▸ TASK OBJECTIVE
Look through the data below and return each line where "sepulturæ" appears.

--- START OF SUPPLIED MATERIAL ---

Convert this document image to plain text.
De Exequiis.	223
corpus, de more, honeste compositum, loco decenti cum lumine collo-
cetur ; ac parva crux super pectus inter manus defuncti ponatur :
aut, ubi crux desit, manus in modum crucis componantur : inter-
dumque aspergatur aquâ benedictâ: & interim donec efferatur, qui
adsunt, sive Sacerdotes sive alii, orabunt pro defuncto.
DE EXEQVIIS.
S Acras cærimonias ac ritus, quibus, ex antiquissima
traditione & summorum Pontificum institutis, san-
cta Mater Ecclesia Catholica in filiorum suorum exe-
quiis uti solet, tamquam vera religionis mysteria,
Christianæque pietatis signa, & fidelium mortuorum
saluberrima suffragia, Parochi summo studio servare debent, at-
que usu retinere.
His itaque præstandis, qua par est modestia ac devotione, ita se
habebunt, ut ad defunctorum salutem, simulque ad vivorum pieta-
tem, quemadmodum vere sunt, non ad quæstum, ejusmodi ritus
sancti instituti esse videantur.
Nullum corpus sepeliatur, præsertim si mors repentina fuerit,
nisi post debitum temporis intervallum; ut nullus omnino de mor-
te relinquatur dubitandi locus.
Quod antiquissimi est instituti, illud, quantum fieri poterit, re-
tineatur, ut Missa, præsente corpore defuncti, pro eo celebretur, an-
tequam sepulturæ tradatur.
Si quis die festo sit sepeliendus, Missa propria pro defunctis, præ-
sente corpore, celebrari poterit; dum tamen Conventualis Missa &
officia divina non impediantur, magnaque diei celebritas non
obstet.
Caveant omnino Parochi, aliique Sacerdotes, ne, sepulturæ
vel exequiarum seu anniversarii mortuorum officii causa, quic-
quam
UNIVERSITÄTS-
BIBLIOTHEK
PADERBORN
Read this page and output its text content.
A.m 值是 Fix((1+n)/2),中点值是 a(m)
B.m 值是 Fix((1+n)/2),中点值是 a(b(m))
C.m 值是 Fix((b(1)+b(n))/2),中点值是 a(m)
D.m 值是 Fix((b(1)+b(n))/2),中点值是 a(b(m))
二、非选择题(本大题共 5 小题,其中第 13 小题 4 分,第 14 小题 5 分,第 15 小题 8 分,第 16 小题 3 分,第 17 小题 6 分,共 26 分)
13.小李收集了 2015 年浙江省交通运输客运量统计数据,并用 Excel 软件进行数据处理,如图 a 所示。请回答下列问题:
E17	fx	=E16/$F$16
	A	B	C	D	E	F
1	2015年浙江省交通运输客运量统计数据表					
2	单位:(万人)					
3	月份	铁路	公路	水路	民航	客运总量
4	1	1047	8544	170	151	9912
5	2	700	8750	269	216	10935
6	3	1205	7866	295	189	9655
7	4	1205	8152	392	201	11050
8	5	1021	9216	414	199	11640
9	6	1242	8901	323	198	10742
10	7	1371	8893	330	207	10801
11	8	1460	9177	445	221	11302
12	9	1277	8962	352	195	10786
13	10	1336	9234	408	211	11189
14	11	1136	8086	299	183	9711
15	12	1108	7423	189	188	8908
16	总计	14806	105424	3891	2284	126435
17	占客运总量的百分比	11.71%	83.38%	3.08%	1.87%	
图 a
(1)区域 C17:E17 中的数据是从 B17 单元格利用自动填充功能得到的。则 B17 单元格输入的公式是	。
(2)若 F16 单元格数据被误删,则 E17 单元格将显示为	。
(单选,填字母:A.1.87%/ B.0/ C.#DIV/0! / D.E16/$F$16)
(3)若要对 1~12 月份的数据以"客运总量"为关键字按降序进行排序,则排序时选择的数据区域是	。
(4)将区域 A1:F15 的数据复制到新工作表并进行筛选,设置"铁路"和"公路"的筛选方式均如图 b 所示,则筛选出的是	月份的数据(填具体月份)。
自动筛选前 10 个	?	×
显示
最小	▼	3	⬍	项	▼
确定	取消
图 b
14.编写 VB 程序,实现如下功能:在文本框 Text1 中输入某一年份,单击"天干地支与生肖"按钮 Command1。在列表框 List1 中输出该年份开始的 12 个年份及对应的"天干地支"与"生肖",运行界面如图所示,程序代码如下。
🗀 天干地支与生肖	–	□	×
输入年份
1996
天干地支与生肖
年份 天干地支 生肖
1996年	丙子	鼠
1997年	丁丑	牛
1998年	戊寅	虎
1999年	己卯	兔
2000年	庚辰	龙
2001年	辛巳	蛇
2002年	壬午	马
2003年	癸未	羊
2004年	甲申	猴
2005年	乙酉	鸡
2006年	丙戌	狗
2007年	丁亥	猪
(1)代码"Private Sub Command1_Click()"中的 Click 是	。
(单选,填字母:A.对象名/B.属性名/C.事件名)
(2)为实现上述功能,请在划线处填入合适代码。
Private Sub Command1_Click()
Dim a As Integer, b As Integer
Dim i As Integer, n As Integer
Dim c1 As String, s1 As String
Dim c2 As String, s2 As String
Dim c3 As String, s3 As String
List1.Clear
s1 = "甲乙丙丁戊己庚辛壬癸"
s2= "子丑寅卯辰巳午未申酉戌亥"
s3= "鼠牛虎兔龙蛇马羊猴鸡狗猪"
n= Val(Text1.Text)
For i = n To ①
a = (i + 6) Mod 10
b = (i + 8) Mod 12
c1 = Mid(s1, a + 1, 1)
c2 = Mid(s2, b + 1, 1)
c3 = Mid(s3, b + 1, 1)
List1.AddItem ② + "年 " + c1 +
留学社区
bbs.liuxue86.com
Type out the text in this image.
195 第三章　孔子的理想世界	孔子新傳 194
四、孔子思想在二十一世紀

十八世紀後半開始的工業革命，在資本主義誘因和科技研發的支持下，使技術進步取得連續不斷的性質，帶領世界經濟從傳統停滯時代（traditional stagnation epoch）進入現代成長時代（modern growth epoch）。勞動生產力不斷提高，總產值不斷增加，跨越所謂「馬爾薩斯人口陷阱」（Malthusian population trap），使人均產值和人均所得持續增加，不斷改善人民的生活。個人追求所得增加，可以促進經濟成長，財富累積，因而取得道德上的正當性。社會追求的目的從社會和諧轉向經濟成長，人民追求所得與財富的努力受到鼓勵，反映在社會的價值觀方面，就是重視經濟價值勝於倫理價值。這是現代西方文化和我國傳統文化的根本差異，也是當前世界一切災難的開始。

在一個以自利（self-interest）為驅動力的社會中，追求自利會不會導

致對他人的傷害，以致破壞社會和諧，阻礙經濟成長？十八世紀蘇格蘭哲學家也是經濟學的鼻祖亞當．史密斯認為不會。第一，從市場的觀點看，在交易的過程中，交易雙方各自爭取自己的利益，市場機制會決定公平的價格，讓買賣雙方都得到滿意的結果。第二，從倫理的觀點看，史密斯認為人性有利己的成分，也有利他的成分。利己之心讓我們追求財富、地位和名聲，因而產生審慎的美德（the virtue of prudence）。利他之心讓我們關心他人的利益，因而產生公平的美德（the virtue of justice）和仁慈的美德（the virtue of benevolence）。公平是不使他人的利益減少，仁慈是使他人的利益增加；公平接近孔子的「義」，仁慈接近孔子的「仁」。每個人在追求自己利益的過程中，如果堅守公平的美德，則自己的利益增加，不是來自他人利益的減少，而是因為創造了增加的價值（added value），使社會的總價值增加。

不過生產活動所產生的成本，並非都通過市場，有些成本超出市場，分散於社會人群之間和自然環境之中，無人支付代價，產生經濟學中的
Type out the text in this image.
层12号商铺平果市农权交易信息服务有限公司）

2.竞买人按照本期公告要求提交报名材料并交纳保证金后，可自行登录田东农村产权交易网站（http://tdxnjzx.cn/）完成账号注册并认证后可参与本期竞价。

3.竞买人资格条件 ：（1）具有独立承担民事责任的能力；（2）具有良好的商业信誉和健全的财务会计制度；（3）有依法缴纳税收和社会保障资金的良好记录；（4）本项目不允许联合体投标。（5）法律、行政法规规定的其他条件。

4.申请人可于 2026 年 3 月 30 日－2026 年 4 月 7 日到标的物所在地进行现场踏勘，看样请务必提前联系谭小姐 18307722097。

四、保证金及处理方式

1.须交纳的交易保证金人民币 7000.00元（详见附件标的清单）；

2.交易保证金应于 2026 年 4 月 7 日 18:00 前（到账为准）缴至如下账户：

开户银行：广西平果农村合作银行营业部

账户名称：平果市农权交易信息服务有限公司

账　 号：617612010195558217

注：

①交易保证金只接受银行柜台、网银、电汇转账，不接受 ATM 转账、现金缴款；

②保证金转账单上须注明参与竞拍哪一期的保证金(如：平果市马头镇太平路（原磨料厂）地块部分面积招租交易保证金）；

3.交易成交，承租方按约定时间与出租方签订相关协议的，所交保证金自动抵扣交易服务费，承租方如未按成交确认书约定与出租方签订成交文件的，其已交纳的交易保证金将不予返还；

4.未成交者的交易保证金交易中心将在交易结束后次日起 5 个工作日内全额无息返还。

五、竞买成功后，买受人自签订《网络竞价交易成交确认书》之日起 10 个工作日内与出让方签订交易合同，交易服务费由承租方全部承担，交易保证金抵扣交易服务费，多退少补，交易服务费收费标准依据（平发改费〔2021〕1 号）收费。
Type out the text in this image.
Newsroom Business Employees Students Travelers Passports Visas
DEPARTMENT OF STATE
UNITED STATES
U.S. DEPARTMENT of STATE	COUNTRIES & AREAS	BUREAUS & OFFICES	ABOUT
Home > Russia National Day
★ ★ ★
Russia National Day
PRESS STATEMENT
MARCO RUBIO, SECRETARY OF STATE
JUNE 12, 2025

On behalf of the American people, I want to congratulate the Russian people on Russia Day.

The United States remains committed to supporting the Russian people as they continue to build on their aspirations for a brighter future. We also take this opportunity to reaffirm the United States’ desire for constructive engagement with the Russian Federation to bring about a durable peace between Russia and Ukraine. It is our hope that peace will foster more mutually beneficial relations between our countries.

--- END OF SUPPLIED MATERIAL ---

▸ FINISHED EXERCISE
tequam sepulturæ tradatur.
Caveant omnino Parochi, aliique Sacerdotes, ne, sepulturæ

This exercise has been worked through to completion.